PROBLEM STATEMENT —
Copy out each line of the material below with no changes.

(Saved data entries)
****************************************

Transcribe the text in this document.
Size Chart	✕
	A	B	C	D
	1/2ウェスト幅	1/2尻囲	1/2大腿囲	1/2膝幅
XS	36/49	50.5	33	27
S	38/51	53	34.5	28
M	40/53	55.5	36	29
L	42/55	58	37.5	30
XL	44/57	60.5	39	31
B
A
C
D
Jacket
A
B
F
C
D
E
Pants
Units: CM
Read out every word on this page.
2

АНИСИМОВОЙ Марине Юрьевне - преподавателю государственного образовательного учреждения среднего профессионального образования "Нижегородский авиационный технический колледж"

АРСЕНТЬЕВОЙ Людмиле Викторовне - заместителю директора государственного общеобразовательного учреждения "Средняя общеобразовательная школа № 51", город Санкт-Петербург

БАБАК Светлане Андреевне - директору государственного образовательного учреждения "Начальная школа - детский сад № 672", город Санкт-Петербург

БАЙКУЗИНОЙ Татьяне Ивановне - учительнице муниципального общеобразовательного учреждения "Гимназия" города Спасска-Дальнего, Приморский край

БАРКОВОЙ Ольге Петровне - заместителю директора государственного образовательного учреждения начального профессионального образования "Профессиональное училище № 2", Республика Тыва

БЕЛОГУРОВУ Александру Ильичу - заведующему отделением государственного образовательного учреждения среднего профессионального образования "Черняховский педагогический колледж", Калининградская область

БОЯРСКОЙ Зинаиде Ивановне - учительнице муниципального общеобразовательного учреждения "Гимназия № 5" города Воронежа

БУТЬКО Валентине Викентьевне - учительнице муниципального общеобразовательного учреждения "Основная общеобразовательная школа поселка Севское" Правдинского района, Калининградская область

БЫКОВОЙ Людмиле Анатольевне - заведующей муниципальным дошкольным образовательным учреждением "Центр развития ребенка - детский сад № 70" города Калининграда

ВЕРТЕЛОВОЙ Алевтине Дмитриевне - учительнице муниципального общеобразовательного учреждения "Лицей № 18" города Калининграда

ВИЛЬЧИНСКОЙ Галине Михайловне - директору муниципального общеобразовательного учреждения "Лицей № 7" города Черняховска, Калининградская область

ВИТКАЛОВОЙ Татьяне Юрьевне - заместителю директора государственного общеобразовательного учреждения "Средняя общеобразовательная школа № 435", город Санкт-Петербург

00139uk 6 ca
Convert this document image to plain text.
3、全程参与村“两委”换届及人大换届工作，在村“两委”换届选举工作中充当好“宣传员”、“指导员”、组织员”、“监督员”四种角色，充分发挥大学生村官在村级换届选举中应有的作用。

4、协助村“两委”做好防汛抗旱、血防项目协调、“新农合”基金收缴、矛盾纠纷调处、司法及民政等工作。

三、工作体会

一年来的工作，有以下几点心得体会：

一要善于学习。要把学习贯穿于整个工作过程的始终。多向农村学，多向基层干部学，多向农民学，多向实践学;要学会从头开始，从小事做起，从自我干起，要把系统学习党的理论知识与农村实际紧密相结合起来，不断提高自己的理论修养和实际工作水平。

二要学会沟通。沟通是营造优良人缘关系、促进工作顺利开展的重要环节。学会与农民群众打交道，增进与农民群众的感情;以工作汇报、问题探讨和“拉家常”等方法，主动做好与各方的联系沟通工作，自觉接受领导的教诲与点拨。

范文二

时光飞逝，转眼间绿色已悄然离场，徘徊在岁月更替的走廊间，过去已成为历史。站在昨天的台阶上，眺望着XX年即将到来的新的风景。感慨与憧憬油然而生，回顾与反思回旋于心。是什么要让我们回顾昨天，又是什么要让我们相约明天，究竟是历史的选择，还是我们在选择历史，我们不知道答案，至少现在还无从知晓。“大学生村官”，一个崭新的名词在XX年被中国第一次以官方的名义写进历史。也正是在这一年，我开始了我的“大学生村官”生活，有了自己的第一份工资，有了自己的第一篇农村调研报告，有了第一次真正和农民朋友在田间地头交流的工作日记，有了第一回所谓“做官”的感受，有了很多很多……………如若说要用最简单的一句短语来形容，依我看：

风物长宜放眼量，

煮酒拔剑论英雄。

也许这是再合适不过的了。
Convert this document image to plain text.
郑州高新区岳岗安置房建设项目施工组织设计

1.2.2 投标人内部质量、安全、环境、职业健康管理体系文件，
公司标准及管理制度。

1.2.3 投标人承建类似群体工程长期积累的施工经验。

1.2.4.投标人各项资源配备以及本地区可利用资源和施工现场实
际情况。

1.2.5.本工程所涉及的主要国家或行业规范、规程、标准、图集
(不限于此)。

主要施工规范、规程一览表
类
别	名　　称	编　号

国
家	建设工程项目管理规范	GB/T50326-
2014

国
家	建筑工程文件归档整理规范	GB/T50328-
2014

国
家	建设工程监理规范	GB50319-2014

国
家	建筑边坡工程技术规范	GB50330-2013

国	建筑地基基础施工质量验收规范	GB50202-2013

****************************************

PROBLEM SOLUTION —
Transcribe the text in this document.
Size Chart	✕
	A	B	C	D
	1/2ウェスト幅	1/2尻囲	1/2大腿囲	1/2膝幅
XS	36/49	50.5	33	27
S	38/51	53	34.5	28
M	40/53	55.5	36	29
L	42/55	58	37.5	30
XL	44/57	60.5	39	31
B
A
C
D
Jacket
A
B
F
C
D
E
Pants
Units: CM
Read out every word on this page.
2

АНИСИМОВОЙ Марине Юрьевне - преподавателю государственного образовательного учреждения среднего профессионального образования "Нижегородский авиационный технический колледж"

АРСЕНТЬЕВОЙ Людмиле Викторовне - заместителю директора государственного общеобразовательного учреждения "Средняя общеобразовательная школа № 51", город Санкт-Петербург

БАБАК Светлане Андреевне - директору государственного образовательного учреждения "Начальная школа - детский сад № 672", город Санкт-Петербург

БАЙКУЗИНОЙ Татьяне Ивановне - учительнице муниципального общеобразовательного учреждения "Гимназия" города Спасска-Дальнего, Приморский край

БАРКОВОЙ Ольге Петровне - заместителю директора государственного образовательного учреждения начального профессионального образования "Профессиональное училище № 2", Республика Тыва

БЕЛОГУРОВУ Александру Ильичу - заведующему отделением государственного образовательного учреждения среднего профессионального образования "Черняховский педагогический колледж", Калининградская область

БОЯРСКОЙ Зинаиде Ивановне - учительнице муниципального общеобразовательного учреждения "Гимназия № 5" города Воронежа

БУТЬКО Валентине Викентьевне - учительнице муниципального общеобразовательного учреждения "Основная общеобразовательная школа поселка Севское" Правдинского района, Калининградская область

БЫКОВОЙ Людмиле Анатольевне - заведующей муниципальным дошкольным образовательным учреждением "Центр развития ребенка - детский сад № 70" города Калининграда

ВЕРТЕЛОВОЙ Алевтине Дмитриевне - учительнице муниципального общеобразовательного учреждения "Лицей № 18" города Калининграда

ВИЛЬЧИНСКОЙ Галине Михайловне - директору муниципального общеобразовательного учреждения "Лицей № 7" города Черняховска, Калининградская область

ВИТКАЛОВОЙ Татьяне Юрьевне - заместителю директора государственного общеобразовательного учреждения "Средняя общеобразовательная школа № 435", город Санкт-Петербург

00139uk 6 ca
Convert this document image to plain text.
3、全程参与村“两委”换届及人大换届工作，在村“两委”换届选举工作中充当好“宣传员”、“指导员”、组织员”、“监督员”四种角色，充分发挥大学生村官在村级换届选举中应有的作用。

4、协助村“两委”做好防汛抗旱、血防项目协调、“新农合”基金收缴、矛盾纠纷调处、司法及民政等工作。

三、工作体会

一年来的工作，有以下几点心得体会：

一要善于学习。要把学习贯穿于整个工作过程的始终。多向农村学，多向基层干部学，多向农民学，多向实践学;要学会从头开始，从小事做起，从自我干起，要把系统学习党的理论知识与农村实际紧密相结合起来，不断提高自己的理论修养和实际工作水平。

二要学会沟通。沟通是营造优良人缘关系、促进工作顺利开展的重要环节。学会与农民群众打交道，增进与农民群众的感情;以工作汇报、问题探讨和“拉家常”等方法，主动做好与各方的联系沟通工作，自觉接受领导的教诲与点拨。

范文二

时光飞逝，转眼间绿色已悄然离场，徘徊在岁月更替的走廊间，过去已成为历史。站在昨天的台阶上，眺望着XX年即将到来的新的风景。感慨与憧憬油然而生，回顾与反思回旋于心。是什么要让我们回顾昨天，又是什么要让我们相约明天，究竟是历史的选择，还是我们在选择历史，我们不知道答案，至少现在还无从知晓。“大学生村官”，一个崭新的名词在XX年被中国第一次以官方的名义写进历史。也正是在这一年，我开始了我的“大学生村官”生活，有了自己的第一份工资，有了自己的第一篇农村调研报告，有了第一次真正和农民朋友在田间地头交流的工作日记，有了第一回所谓“做官”的感受，有了很多很多……………如若说要用最简单的一句短语来形容，依我看：

风物长宜放眼量，

煮酒拔剑论英雄。

也许这是再合适不过的了。
Convert this document image to plain text.
郑州高新区岳岗安置房建设项目施工组织设计

1.2.2 投标人内部质量、安全、环境、职业健康管理体系文件，
公司标准及管理制度。

1.2.3 投标人承建类似群体工程长期积累的施工经验。

1.2.4.投标人各项资源配备以及本地区可利用资源和施工现场实
际情况。

1.2.5.本工程所涉及的主要国家或行业规范、规程、标准、图集
(不限于此)。

主要施工规范、规程一览表
类
别	名　　称	编　号

国
家	建设工程项目管理规范	GB/T50326-
2014

国
家	建筑工程文件归档整理规范	GB/T50328-
2014

国
家	建设工程监理规范	GB50319-2014

国
家	建筑边坡工程技术规范	GB50330-2013

国	建筑地基基础施工质量验收规范	GB50202-2013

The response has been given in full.